■ Supplied material

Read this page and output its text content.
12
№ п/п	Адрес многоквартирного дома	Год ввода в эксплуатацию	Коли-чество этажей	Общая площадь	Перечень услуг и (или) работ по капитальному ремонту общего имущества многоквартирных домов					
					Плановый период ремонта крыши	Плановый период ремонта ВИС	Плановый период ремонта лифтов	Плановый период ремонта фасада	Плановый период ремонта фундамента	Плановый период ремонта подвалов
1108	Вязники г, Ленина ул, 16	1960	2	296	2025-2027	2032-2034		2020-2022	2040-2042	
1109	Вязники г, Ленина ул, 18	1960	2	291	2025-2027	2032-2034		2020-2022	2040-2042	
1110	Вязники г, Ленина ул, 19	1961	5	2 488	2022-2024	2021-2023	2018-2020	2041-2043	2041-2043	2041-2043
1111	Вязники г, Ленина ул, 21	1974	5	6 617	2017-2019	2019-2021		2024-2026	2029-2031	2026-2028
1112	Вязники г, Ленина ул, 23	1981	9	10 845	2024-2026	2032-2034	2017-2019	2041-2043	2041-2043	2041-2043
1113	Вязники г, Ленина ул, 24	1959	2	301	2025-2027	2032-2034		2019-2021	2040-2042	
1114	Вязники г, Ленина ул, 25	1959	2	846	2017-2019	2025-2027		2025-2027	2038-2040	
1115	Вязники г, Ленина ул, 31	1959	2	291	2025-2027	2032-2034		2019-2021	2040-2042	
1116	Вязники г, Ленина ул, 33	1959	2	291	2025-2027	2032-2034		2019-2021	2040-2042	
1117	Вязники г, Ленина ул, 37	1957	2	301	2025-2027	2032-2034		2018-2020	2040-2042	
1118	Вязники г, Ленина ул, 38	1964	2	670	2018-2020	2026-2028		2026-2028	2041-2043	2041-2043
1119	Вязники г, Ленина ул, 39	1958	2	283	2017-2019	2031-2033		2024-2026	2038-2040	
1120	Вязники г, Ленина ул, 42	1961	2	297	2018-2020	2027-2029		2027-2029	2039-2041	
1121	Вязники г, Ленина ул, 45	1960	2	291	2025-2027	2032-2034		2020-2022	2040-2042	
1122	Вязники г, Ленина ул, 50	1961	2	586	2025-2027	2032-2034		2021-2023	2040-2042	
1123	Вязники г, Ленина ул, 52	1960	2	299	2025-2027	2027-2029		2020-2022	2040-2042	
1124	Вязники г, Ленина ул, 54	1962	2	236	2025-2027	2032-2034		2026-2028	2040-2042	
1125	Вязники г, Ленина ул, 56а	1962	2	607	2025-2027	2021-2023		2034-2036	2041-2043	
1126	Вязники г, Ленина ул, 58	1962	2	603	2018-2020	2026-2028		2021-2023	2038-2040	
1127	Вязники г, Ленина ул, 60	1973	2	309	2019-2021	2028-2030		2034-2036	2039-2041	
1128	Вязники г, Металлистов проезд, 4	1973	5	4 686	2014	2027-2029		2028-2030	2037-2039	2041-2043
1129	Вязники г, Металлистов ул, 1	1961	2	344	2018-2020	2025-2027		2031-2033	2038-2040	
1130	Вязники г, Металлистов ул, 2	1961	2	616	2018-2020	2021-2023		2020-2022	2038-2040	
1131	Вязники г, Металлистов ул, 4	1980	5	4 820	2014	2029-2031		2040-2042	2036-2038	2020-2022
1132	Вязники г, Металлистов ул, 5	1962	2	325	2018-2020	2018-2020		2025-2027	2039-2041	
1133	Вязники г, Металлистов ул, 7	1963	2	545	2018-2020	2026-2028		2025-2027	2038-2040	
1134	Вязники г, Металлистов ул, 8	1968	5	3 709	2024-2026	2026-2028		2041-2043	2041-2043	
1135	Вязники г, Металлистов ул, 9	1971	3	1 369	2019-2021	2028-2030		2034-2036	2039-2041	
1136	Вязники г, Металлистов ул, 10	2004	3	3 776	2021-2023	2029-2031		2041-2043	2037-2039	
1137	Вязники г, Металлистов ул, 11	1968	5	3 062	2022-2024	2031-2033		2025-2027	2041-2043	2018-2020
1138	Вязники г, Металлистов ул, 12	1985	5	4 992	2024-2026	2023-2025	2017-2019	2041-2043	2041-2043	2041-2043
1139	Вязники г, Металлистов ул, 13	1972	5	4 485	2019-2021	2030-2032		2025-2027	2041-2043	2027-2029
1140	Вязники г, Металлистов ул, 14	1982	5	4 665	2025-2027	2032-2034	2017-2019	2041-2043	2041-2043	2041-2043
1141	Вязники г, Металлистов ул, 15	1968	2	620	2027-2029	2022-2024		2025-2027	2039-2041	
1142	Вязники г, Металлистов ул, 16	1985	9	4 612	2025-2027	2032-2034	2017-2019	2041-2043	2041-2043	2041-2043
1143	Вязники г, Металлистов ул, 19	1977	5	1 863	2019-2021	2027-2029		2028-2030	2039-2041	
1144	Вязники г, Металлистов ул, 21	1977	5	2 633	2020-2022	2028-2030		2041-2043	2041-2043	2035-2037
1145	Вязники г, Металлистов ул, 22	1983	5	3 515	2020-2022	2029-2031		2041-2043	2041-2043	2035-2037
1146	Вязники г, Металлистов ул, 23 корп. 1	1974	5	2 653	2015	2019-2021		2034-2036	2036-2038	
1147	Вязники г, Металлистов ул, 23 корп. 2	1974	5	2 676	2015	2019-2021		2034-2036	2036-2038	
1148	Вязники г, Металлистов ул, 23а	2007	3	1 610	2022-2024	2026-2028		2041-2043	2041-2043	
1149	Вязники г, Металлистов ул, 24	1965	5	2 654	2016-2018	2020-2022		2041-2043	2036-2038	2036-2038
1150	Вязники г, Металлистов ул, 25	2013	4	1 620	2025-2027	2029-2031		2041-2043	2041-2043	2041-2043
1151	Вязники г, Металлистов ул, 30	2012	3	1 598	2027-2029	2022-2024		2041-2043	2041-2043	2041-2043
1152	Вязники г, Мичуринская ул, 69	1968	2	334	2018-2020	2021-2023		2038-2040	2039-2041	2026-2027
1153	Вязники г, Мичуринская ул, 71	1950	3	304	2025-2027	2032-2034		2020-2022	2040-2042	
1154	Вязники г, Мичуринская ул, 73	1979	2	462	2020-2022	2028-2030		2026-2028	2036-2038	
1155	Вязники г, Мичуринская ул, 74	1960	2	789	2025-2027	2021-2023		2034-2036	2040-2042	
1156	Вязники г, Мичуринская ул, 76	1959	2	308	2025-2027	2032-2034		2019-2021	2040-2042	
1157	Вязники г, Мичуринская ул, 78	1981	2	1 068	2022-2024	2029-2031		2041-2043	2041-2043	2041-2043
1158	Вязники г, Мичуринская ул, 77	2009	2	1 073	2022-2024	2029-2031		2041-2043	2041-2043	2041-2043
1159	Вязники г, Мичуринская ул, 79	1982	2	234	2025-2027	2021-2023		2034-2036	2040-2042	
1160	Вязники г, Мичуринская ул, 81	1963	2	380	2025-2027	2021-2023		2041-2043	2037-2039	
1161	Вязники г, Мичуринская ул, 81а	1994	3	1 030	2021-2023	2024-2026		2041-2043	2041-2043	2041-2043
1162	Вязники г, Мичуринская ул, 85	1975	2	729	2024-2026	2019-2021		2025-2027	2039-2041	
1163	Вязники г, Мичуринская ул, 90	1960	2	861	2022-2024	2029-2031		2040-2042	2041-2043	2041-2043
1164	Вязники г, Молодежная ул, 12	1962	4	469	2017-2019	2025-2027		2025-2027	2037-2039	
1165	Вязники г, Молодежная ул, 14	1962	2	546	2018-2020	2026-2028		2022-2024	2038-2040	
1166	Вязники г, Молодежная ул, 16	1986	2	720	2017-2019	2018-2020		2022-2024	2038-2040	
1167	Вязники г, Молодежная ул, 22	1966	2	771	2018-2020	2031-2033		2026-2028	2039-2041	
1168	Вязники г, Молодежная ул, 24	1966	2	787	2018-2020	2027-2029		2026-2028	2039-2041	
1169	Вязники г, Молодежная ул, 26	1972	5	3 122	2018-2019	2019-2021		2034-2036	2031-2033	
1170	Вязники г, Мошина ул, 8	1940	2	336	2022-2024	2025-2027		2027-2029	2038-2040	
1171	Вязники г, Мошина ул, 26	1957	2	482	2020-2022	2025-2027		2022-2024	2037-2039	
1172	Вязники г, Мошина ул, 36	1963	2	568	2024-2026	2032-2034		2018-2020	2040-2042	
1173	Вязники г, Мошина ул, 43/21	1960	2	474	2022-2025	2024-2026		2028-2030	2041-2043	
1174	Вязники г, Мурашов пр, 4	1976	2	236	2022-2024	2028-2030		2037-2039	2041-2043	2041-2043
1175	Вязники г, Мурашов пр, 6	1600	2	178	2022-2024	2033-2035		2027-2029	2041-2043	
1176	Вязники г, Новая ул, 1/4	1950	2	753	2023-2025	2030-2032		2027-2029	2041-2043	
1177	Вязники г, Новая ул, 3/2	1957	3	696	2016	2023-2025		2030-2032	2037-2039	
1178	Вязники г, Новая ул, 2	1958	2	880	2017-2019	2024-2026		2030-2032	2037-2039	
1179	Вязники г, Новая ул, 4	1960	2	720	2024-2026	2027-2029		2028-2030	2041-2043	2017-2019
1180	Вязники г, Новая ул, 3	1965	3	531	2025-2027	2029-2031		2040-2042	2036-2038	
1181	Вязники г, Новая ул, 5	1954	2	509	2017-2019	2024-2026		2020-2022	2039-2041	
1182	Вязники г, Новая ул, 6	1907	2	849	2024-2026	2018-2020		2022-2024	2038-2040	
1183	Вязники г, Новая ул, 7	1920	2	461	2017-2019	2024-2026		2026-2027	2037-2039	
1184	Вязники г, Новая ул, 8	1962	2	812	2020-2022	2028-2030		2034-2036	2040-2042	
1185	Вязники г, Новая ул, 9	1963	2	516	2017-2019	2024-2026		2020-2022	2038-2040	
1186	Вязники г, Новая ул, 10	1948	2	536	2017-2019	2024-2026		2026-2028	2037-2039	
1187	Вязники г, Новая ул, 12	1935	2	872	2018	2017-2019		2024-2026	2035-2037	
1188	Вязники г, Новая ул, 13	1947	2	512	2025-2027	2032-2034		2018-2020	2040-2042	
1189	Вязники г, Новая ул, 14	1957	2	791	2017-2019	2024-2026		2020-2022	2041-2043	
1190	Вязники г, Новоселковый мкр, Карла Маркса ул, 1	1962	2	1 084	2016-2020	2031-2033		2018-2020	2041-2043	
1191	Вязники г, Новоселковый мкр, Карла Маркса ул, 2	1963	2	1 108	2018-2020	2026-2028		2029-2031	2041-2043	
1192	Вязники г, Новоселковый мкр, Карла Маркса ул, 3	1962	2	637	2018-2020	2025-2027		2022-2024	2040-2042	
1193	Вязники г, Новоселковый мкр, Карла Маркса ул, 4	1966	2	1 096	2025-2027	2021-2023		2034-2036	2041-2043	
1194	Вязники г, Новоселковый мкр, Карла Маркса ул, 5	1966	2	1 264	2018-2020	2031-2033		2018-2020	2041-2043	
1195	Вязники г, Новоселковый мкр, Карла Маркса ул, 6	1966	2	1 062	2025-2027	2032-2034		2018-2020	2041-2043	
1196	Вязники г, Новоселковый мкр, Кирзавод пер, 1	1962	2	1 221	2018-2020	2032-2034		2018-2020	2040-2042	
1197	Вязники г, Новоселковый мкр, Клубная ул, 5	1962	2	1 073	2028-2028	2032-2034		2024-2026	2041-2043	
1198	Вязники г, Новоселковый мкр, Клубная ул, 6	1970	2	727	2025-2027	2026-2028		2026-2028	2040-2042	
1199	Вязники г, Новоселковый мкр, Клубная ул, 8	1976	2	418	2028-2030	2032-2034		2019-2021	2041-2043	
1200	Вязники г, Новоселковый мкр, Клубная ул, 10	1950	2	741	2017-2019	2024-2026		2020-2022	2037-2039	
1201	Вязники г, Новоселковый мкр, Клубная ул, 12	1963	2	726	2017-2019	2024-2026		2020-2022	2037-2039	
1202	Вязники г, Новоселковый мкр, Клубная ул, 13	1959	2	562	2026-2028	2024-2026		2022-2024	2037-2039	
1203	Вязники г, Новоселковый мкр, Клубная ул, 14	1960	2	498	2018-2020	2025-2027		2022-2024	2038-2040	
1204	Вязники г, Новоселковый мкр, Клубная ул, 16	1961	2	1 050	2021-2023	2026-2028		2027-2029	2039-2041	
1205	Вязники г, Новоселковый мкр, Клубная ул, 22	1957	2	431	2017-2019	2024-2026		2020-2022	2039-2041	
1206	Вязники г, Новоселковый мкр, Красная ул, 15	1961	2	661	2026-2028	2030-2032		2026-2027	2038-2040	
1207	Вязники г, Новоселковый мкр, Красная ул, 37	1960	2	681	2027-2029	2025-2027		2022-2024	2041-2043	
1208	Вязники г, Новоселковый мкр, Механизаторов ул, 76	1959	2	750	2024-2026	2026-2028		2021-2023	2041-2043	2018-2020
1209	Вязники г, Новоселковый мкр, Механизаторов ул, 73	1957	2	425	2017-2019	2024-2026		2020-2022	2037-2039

■ To be done
Of the lines in the entries, how many include the word "корп"? State only the number.

■ Full answer
2